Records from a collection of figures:
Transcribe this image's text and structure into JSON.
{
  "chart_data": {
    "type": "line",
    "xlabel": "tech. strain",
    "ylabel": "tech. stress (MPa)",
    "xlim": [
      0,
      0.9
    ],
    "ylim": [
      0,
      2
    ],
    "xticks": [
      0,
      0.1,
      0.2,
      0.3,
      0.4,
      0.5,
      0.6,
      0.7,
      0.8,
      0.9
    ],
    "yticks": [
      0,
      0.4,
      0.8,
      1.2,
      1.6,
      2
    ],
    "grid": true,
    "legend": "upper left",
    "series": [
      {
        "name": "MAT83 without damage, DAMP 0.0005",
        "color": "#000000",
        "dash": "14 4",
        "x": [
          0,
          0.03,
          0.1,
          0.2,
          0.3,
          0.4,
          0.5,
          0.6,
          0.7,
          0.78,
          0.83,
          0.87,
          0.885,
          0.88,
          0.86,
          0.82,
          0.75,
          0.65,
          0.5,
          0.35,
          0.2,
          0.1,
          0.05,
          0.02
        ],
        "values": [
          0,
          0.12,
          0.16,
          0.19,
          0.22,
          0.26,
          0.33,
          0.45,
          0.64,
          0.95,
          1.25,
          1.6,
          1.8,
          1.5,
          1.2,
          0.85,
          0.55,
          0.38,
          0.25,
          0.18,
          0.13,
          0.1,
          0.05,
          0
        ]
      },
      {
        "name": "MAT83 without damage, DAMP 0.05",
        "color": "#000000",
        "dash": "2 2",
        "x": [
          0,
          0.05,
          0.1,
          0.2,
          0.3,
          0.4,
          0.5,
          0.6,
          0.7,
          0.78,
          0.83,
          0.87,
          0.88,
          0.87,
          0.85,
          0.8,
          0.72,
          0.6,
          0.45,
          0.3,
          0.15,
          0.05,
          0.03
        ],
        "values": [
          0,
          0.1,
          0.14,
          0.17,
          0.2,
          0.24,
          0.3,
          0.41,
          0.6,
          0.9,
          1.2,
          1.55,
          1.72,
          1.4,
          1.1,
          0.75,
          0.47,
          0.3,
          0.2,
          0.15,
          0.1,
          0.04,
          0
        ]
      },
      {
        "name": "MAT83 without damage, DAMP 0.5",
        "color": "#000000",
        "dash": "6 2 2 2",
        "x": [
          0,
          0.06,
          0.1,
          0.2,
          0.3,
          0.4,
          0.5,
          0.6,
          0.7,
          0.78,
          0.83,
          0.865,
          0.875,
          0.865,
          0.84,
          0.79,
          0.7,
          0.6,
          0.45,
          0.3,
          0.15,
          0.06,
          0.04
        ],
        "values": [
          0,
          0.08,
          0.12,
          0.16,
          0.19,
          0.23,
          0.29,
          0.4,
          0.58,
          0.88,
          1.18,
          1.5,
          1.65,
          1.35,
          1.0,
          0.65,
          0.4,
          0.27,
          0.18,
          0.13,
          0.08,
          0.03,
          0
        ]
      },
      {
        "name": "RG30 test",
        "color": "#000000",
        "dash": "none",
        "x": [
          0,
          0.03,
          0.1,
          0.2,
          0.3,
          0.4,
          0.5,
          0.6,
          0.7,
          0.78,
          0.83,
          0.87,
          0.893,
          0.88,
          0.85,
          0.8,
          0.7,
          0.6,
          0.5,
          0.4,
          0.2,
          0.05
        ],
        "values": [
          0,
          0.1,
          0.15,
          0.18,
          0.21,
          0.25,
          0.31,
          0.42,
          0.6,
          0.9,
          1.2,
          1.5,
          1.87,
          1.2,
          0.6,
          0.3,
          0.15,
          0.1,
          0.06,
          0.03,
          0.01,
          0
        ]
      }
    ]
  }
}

▸ Stated problem:
Repeat back the data above, exact to the last character.

▸ Exercise answer:
Transcribe this image's text and structure into JSON.
{
  "chart_data": {
    "type": "line",
    "xlabel": "tech. strain",
    "ylabel": "tech. stress (MPa)",
    "xlim": [
      0,
      0.9
    ],
    "ylim": [
      0,
      2
    ],
    "xticks": [
      0,
      0.1,
      0.2,
      0.3,
      0.4,
      0.5,
      0.6,
      0.7,
      0.8,
      0.9
    ],
    "yticks": [
      0,
      0.4,
      0.8,
      1.2,
      1.6,
      2
    ],
    "grid": true,
    "legend": "upper left",
    "series": [
      {
        "name": "MAT83 without damage, DAMP 0.0005",
        "color": "#000000",
        "dash": "14 4",
        "x": [
          0,
          0.03,
          0.1,
          0.2,
          0.3,
          0.4,
          0.5,
          0.6,
          0.7,
          0.78,
          0.83,
          0.87,
          0.885,
          0.88,
          0.86,
          0.82,
          0.75,
          0.65,
          0.5,
          0.35,
          0.2,
          0.1,
          0.05,
          0.02
        ],
        "values": [
          0,
          0.12,
          0.16,
          0.19,
          0.22,
          0.26,
          0.33,
          0.45,
          0.64,
          0.95,
          1.25,
          1.6,
          1.8,
          1.5,
          1.2,
          0.85,
          0.55,
          0.38,
          0.25,
          0.18,
          0.13,
          0.1,
          0.05,
          0
        ]
      },
      {
        "name": "MAT83 without damage, DAMP 0.05",
        "color": "#000000",
        "dash": "2 2",
        "x": [
          0,
          0.05,
          0.1,
          0.2,
          0.3,
          0.4,
          0.5,
          0.6,
          0.7,
          0.78,
          0.83,
          0.87,
          0.88,
          0.87,
          0.85,
          0.8,
          0.72,
          0.6,
          0.45,
          0.3,
          0.15,
          0.05,
          0.03
        ],
        "values": [
          0,
          0.1,
          0.14,
          0.17,
          0.2,
          0.24,
          0.3,
          0.41,
          0.6,
          0.9,
          1.2,
          1.55,
          1.72,
          1.4,
          1.1,
          0.75,
          0.47,
          0.3,
          0.2,
          0.15,
          0.1,
          0.04,
          0
        ]
      },
      {
        "name": "MAT83 without damage, DAMP 0.5",
        "color": "#000000",
        "dash": "6 2 2 2",
        "x": [
          0,
          0.06,
          0.1,
          0.2,
          0.3,
          0.4,
          0.5,
          0.6,
          0.7,
          0.78,
          0.83,
          0.865,
          0.875,
          0.865,
          0.84,
          0.79,
          0.7,
          0.6,
          0.45,
          0.3,
          0.15,
          0.06,
          0.04
        ],
        "values": [
          0,
          0.08,
          0.12,
          0.16,
          0.19,
          0.23,
          0.29,
          0.4,
          0.58,
          0.88,
          1.18,
          1.5,
          1.65,
          1.35,
          1.0,
          0.65,
          0.4,
          0.27,
          0.18,
          0.13,
          0.08,
          0.03,
          0
        ]
      },
      {
        "name": "RG30 test",
        "color": "#000000",
        "dash": "none",
        "x": [
          0,
          0.03,
          0.1,
          0.2,
          0.3,
          0.4,
          0.5,
          0.6,
          0.7,
          0.78,
          0.83,
          0.87,
          0.893,
          0.88,
          0.85,
          0.8,
          0.7,
          0.6,
          0.5,
          0.4,
          0.2,
          0.05
        ],
        "values": [
          0,
          0.1,
          0.15,
          0.18,
          0.21,
          0.25,
          0.31,
          0.42,
          0.6,
          0.9,
          1.2,
          1.5,
          1.87,
          1.2,
          0.6,
          0.3,
          0.15,
          0.1,
          0.06,
          0.03,
          0.01,
          0
        ]
      }
    ]
  }
}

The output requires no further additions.